#### Supplied records
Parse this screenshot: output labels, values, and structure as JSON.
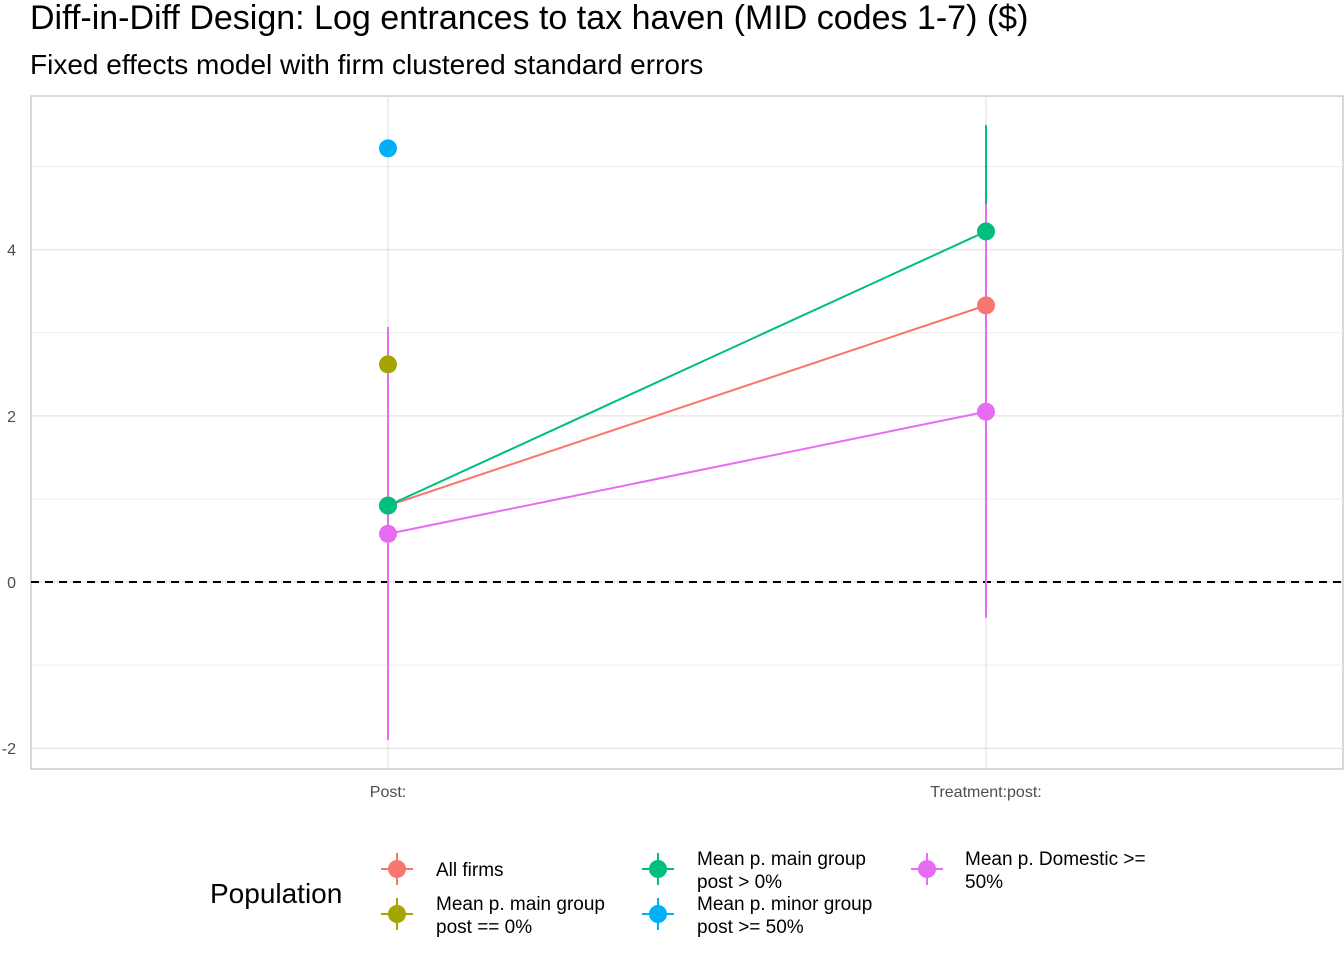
{
  "chart_data": {
    "type": "scatter",
    "title": "Diff-in-Diff Design: Log entrances to tax haven (MID codes 1-7)  ($)",
    "subtitle": "Fixed effects model with firm clustered standard errors",
    "xlabel": "",
    "ylabel": "",
    "categories": [
      "Post:",
      "Treatment:post:"
    ],
    "ylim": [
      -2.25,
      5.85
    ],
    "yticks": [
      -2,
      0,
      2,
      4
    ],
    "reference_line": {
      "y": 0,
      "style": "dashed"
    },
    "grid": true,
    "legend": {
      "title": "Population",
      "position": "bottom"
    },
    "series": [
      {
        "name": "All firms",
        "color": "#F8766D",
        "points": [
          {
            "x": "Post:",
            "y": 0.92,
            "low": null,
            "high": null
          },
          {
            "x": "Treatment:post:",
            "y": 3.33,
            "low": null,
            "high": null
          }
        ]
      },
      {
        "name": "Mean p. main group post == 0%",
        "color": "#A3A500",
        "points": [
          {
            "x": "Post:",
            "y": 2.62,
            "low": null,
            "high": null
          }
        ]
      },
      {
        "name": "Mean p. main group post > 0%",
        "color": "#00BF7D",
        "points": [
          {
            "x": "Post:",
            "y": 0.92,
            "low": null,
            "high": null
          },
          {
            "x": "Treatment:post:",
            "y": 4.22,
            "low": 2.95,
            "high": 5.5
          }
        ]
      },
      {
        "name": "Mean p. minor group post >= 50%",
        "color": "#00B0F6",
        "points": [
          {
            "x": "Post:",
            "y": 5.22,
            "low": null,
            "high": null
          }
        ]
      },
      {
        "name": "Mean p. Domestic >= 50%",
        "color": "#E76BF3",
        "points": [
          {
            "x": "Post:",
            "y": 0.58,
            "low": -1.9,
            "high": 3.07
          },
          {
            "x": "Treatment:post:",
            "y": 2.05,
            "low": -0.43,
            "high": 4.55
          }
        ]
      }
    ],
    "legend_labels": [
      [
        "All firms"
      ],
      [
        "Mean p. main group",
        "post == 0%"
      ],
      [
        "Mean p. main group",
        "post > 0%"
      ],
      [
        "Mean p. minor group",
        "post >= 50%"
      ],
      [
        "Mean p. Domestic >=",
        "50%"
      ]
    ]
  }
}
########
*Set problem*
Transcribe the material exactly, keeping every word and none of the pictures.

*Written reply*
Parse this screenshot: output labels, values, and structure as JSON.
{
  "chart_data": {
    "type": "scatter",
    "title": "Diff-in-Diff Design: Log entrances to tax haven (MID codes 1-7)  ($)",
    "subtitle": "Fixed effects model with firm clustered standard errors",
    "xlabel": "",
    "ylabel": "",
    "categories": [
      "Post:",
      "Treatment:post:"
    ],
    "ylim": [
      -2.25,
      5.85
    ],
    "yticks": [
      -2,
      0,
      2,
      4
    ],
    "reference_line": {
      "y": 0,
      "style": "dashed"
    },
    "grid": true,
    "legend": {
      "title": "Population",
      "position": "bottom"
    },
    "series": [
      {
        "name": "All firms",
        "color": "#F8766D",
        "points": [
          {
            "x": "Post:",
            "y": 0.92,
            "low": null,
            "high": null
          },
          {
            "x": "Treatment:post:",
            "y": 3.33,
            "low": null,
            "high": null
          }
        ]
      },
      {
        "name": "Mean p. main group post == 0%",
        "color": "#A3A500",
        "points": [
          {
            "x": "Post:",
            "y": 2.62,
            "low": null,
            "high": null
          }
        ]
      },
      {
        "name": "Mean p. main group post > 0%",
        "color": "#00BF7D",
        "points": [
          {
            "x": "Post:",
            "y": 0.92,
            "low": null,
            "high": null
          },
          {
            "x": "Treatment:post:",
            "y": 4.22,
            "low": 2.95,
            "high": 5.5
          }
        ]
      },
      {
        "name": "Mean p. minor group post >= 50%",
        "color": "#00B0F6",
        "points": [
          {
            "x": "Post:",
            "y": 5.22,
            "low": null,
            "high": null
          }
        ]
      },
      {
        "name": "Mean p. Domestic >= 50%",
        "color": "#E76BF3",
        "points": [
          {
            "x": "Post:",
            "y": 0.58,
            "low": -1.9,
            "high": 3.07
          },
          {
            "x": "Treatment:post:",
            "y": 2.05,
            "low": -0.43,
            "high": 4.55
          }
        ]
      }
    ],
    "legend_labels": [
      [
        "All firms"
      ],
      [
        "Mean p. main group",
        "post == 0%"
      ],
      [
        "Mean p. main group",
        "post > 0%"
      ],
      [
        "Mean p. minor group",
        "post >= 50%"
      ],
      [
        "Mean p. Domestic >=",
        "50%"
      ]
    ]
  }
}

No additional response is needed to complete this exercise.